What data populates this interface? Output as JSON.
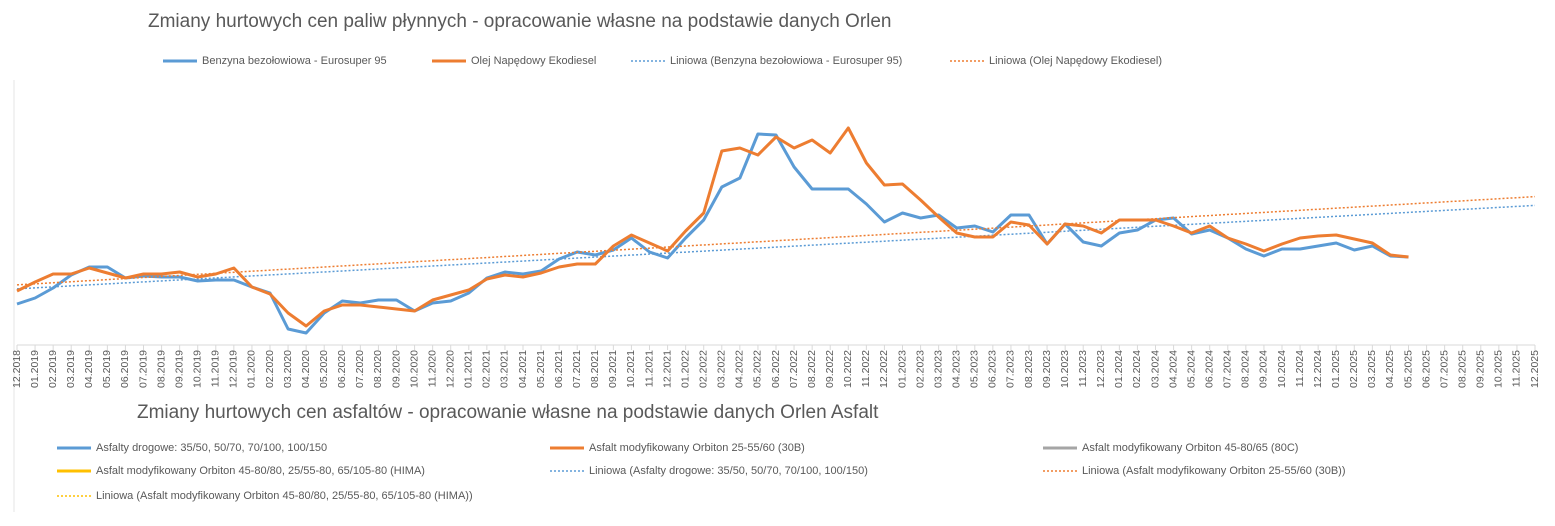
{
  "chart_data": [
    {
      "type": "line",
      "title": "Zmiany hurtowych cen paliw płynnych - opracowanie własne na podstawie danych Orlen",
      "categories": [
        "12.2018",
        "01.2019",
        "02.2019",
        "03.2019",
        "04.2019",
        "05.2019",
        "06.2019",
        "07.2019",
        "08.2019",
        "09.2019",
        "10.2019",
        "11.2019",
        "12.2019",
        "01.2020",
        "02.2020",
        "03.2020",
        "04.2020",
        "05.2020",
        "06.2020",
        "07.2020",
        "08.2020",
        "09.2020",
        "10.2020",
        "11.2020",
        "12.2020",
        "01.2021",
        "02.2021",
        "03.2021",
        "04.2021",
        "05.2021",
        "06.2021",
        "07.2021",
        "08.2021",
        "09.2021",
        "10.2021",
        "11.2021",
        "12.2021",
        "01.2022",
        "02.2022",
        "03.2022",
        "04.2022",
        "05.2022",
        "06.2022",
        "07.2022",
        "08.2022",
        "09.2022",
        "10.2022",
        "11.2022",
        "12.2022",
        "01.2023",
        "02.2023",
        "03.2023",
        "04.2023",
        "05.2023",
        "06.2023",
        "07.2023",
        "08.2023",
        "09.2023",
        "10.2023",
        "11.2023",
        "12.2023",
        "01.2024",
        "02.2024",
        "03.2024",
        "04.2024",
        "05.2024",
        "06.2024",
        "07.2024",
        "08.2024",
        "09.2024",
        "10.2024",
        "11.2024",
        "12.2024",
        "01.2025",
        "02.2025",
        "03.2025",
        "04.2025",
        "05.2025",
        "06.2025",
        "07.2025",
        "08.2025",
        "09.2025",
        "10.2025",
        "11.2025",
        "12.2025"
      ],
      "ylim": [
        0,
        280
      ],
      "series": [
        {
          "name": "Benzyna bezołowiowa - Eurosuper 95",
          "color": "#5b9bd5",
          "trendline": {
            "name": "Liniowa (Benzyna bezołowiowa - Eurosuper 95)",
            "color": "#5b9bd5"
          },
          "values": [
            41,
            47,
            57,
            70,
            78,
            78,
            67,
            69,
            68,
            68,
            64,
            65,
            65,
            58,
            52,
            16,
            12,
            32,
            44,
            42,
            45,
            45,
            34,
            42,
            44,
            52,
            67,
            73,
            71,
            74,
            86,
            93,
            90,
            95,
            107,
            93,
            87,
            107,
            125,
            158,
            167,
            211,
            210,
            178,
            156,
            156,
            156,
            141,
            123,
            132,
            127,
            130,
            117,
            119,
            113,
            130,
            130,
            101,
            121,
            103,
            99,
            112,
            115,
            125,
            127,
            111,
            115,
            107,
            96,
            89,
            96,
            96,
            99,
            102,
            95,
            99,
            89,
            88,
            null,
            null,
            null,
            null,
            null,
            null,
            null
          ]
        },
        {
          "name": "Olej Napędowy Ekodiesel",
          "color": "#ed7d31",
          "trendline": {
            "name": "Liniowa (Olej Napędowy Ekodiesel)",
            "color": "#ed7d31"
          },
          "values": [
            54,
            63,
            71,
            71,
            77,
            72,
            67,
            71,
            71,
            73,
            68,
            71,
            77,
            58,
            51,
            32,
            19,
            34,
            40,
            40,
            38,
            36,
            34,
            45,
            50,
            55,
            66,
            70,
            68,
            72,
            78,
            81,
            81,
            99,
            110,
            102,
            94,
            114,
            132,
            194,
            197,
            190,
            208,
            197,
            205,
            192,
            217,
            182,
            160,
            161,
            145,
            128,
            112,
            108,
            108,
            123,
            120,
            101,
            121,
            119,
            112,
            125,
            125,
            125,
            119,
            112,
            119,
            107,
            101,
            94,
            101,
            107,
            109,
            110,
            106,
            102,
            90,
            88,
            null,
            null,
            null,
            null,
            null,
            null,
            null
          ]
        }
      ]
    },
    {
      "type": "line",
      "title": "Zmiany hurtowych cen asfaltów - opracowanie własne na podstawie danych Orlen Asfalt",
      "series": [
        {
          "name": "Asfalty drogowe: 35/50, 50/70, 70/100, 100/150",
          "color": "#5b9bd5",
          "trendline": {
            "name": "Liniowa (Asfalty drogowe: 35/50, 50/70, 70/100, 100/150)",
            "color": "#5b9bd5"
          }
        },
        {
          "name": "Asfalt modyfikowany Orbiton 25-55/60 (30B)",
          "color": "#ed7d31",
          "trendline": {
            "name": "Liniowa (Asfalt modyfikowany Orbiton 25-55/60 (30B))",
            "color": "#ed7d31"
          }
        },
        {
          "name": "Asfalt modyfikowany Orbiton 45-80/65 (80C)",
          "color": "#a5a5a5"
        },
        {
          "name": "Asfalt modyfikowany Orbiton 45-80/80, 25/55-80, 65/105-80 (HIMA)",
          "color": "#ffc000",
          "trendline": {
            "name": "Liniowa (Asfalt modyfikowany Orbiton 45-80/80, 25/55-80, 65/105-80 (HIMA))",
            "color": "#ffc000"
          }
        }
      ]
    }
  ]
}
====================
(TO DO) List each line in the listing that contains the string "opracowanie".

(WORKED SOLUTION)
      "title": "Zmiany hurtowych cen paliw płynnych - opracowanie własne na podstawie danych Orlen",
      "title": "Zmiany hurtowych cen asfaltów - opracowanie własne na podstawie danych Orlen Asfalt",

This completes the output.